[START]

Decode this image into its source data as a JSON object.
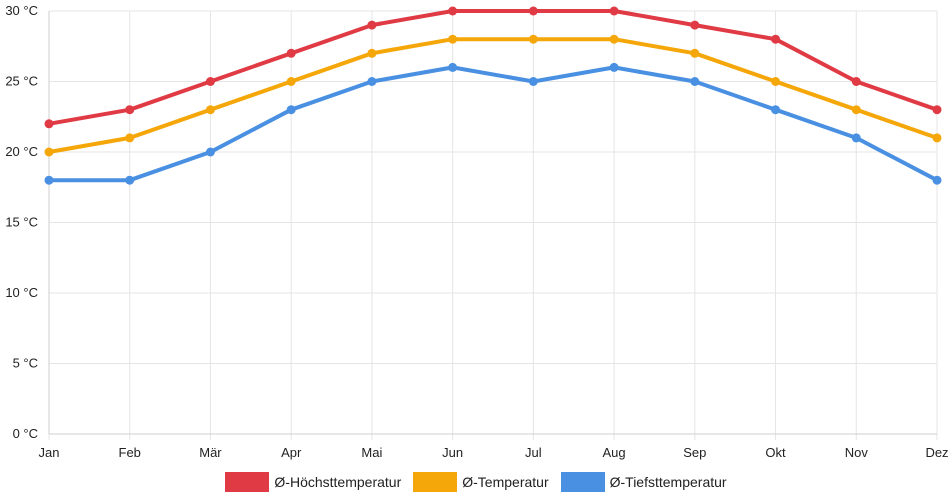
{
  "chart_data": {
    "type": "line",
    "categories": [
      "Jan",
      "Feb",
      "Mär",
      "Apr",
      "Mai",
      "Jun",
      "Jul",
      "Aug",
      "Sep",
      "Okt",
      "Nov",
      "Dez"
    ],
    "ylim": [
      0,
      30
    ],
    "yticks": [
      0,
      5,
      10,
      15,
      20,
      25,
      30
    ],
    "ytick_labels": [
      "0 °C",
      "5 °C",
      "10 °C",
      "15 °C",
      "20 °C",
      "25 °C",
      "30 °C"
    ],
    "grid": true,
    "legend_position": "bottom-center",
    "series": [
      {
        "name": "Ø-Höchsttemperatur",
        "color": "#e03a45",
        "values": [
          22,
          23,
          25,
          27,
          29,
          30,
          30,
          30,
          29,
          28,
          25,
          23
        ]
      },
      {
        "name": "Ø-Temperatur",
        "color": "#f5a70a",
        "values": [
          20,
          21,
          23,
          25,
          27,
          28,
          28,
          28,
          27,
          25,
          23,
          21
        ]
      },
      {
        "name": "Ø-Tiefsttemperatur",
        "color": "#4a90e2",
        "values": [
          18,
          18,
          20,
          23,
          25,
          26,
          25,
          26,
          25,
          23,
          21,
          18
        ]
      }
    ]
  }
}
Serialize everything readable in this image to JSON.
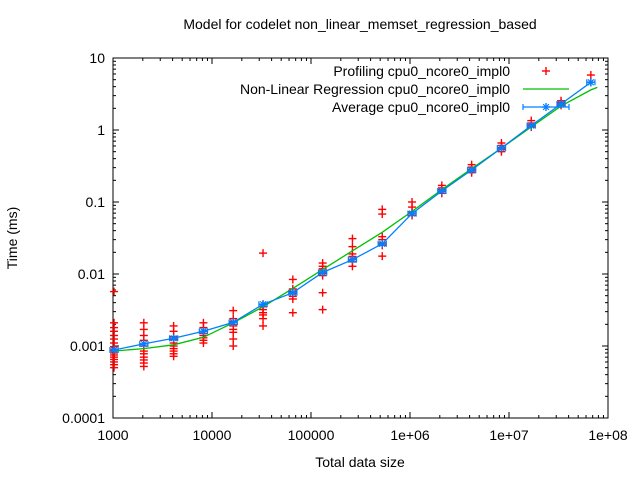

[END]

* [WRITTEN PROBLEM]: The lines to collect are those holding the string "this"; copy them all.

* [THE RESPONSE]:
Decode this image into its source data as a JSON object.
Serialize everything readable in this image to JSON.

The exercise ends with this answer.